§ **YOUR TASK**: Keep the wording of each record exactly the same when you repeat it, and leave out pictures.

§ **DATA PROVIDED**:
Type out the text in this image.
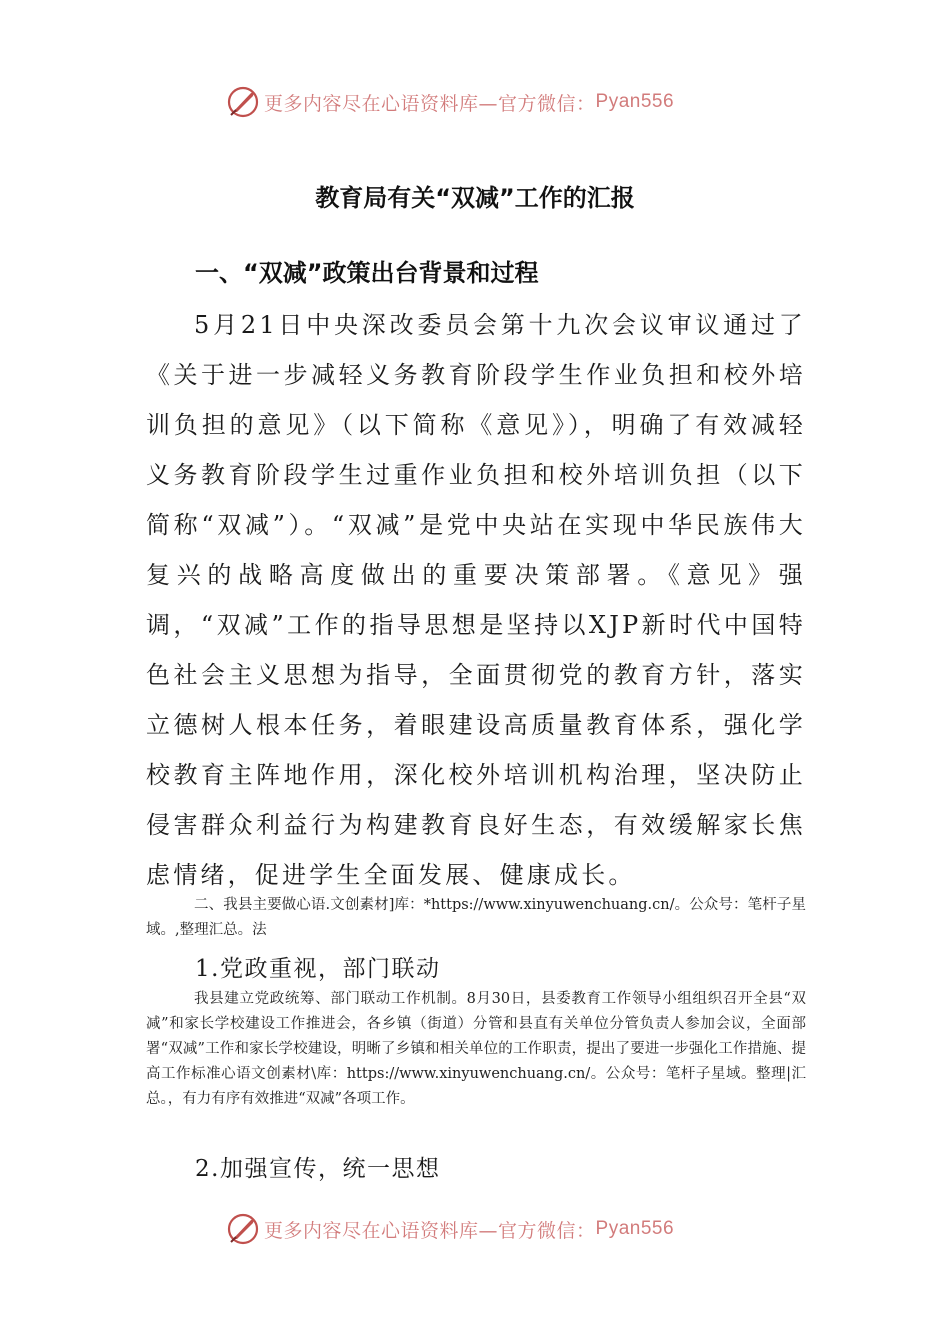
更多内容尽在心语资料库—官方微信： Pyan556
教育局有关“双减”工作的汇报
一、“双减”政策出台背景和过程

5月21日中央深改委员会第十九次会议审议通过了《关于进一步减轻义务教育阶段学生作业负担和校外培训负担的意见》（以下简称《意见》），明确了有效减轻义务教育阶段学生过重作业负担和校外培训负担（以下简称“双减”）。“双减”是党中央站在实现中华民族伟大复兴的战略高度做出的重要决策部署。《意见》强调，“双减”工作的指导思想是坚持以XJP新时代中国特色社会主义思想为指导，全面贯彻党的教育方针，落实立德树人根本任务，着眼建设高质量教育体系，强化学校教育主阵地作用，深化校外培训机构治理，坚决防止侵害群众利益行为构建教育良好生态，有效缓解家长焦虑情绪，促进学生全面发展、健康成长。

二、我县主要做心语.文创素材]库：*https://www.xinyuwenchuang.cn/。公众号：笔杆子星域。,整理汇总。法

1.党政重视，部门联动

我县建立党政统筹、部门联动工作机制。8月30日，县委教育工作领导小组组织召开全县“双减”和家长学校建设工作推进会，各乡镇（街道）分管和县直有关单位分管负责人参加会议，全面部署“双减”工作和家长学校建设，明晰了乡镇和相关单位的工作职责，提出了要进一步强化工作措施、提高工作标准心语文创素材\库：https://www.xinyuwenchuang.cn/。公众号：笔杆子星域。整理|汇总。，有力有序有效推进“双减”各项工作。

2.加强宣传，统一思想
更多内容尽在心语资料库—官方微信： Pyan556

§ **FINAL RESULT**:
Type out the text in this image.
更多内容尽在心语资料库—官方微信： Pyan556
教育局有关“双减”工作的汇报
一、“双减”政策出台背景和过程

5月21日中央深改委员会第十九次会议审议通过了《关于进一步减轻义务教育阶段学生作业负担和校外培训负担的意见》（以下简称《意见》），明确了有效减轻义务教育阶段学生过重作业负担和校外培训负担（以下简称“双减”）。“双减”是党中央站在实现中华民族伟大复兴的战略高度做出的重要决策部署。《意见》强调，“双减”工作的指导思想是坚持以XJP新时代中国特色社会主义思想为指导，全面贯彻党的教育方针，落实立德树人根本任务，着眼建设高质量教育体系，强化学校教育主阵地作用，深化校外培训机构治理，坚决防止侵害群众利益行为构建教育良好生态，有效缓解家长焦虑情绪，促进学生全面发展、健康成长。

二、我县主要做心语.文创素材]库：*https://www.xinyuwenchuang.cn/。公众号：笔杆子星域。,整理汇总。法

1.党政重视，部门联动

我县建立党政统筹、部门联动工作机制。8月30日，县委教育工作领导小组组织召开全县“双减”和家长学校建设工作推进会，各乡镇（街道）分管和县直有关单位分管负责人参加会议，全面部署“双减”工作和家长学校建设，明晰了乡镇和相关单位的工作职责，提出了要进一步强化工作措施、提高工作标准心语文创素材\库：https://www.xinyuwenchuang.cn/。公众号：笔杆子星域。整理|汇总。，有力有序有效推进“双减”各项工作。

2.加强宣传，统一思想
更多内容尽在心语资料库—官方微信： Pyan556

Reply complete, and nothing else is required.